**SHORT PROBLEM 1:**
Answer from the Virginia law excerpt:
(a) Under the 1662 act, whose condition decides whether children are held bond or free?
(b) What act number does the excerpt cite for the 1662 law?
(c) On what date do Higginbotham and Kopytoff report the earlier usage?
**SHORT PROBLEM 2:** Echo the part of the Virginia law excerpt between "(2 LAWS OF VA." and "McIlwaine 1st ed.", inclusive.

**PAGE EXCERPT:**
## begin

John, in Virginia, it earlier appears in an act of 1662:

"Whereas some doubts have arrisen whether children got by any Englishman
upon a negro woman should be slave
or free. Be it therefore enacted and declared by this present grand
assembly, that all children borne in this country
shall be held bond or free only according to the condition of the mother."
(2 LAWS OF VA. 170, Act XII, enacted 1662 (Hening 1823).


Higginbotham and Kopytoff also report an earlier usage that I have not
personally consulted for this issue. I'll quote them here:

p. 31, n44 
"... we find it [the term] used as early as March 12, 1655, when the record
refers to a 'Mulatto held to be a slave and appeal taken.' MINUTES OF THE
COUNCIL AND GENERAL COURT OF COLONIAL VIRGINIA 504 (H.R. McIlwaine 1st ed.
1924)."

## end

**RAW RECORDS:**

## begin

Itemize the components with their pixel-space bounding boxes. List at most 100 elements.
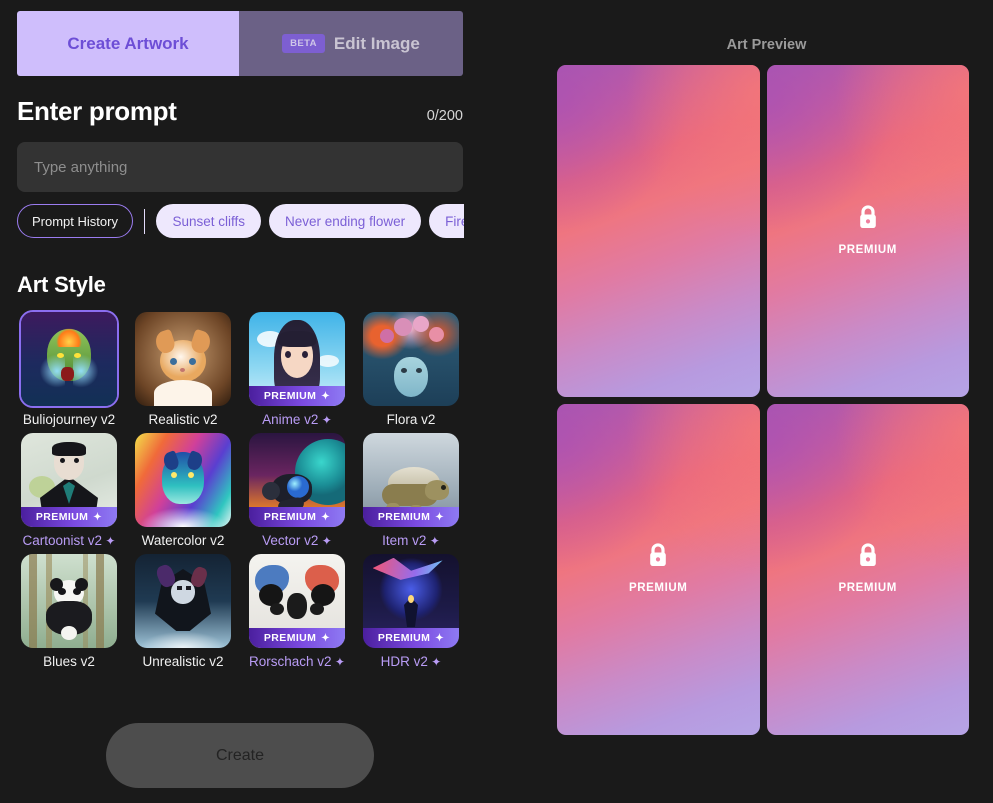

## end
## begin

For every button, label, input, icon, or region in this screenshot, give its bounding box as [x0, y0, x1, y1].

## end

**TASK SOLUTION 1:**
(a) The mother's.
(b) Act XII.
(c) March 12, 1655.

**TASK SOLUTION 2:**
(2 LAWS OF VA. 170, Act XII, enacted 1662 (Hening 1823).


Higginbotham and Kopytoff also report an earlier usage that I have not
personally consulted for this issue. I'll quote them here:

p. 31, n44 
"... we find it [the term] used as early as March 12, 1655, when the record
refers to a 'Mulatto held to be a slave and appeal taken.' MINUTES OF THE
COUNCIL AND GENERAL COURT OF COLONIAL VIRGINIA 504 (H.R. McIlwaine 1st ed.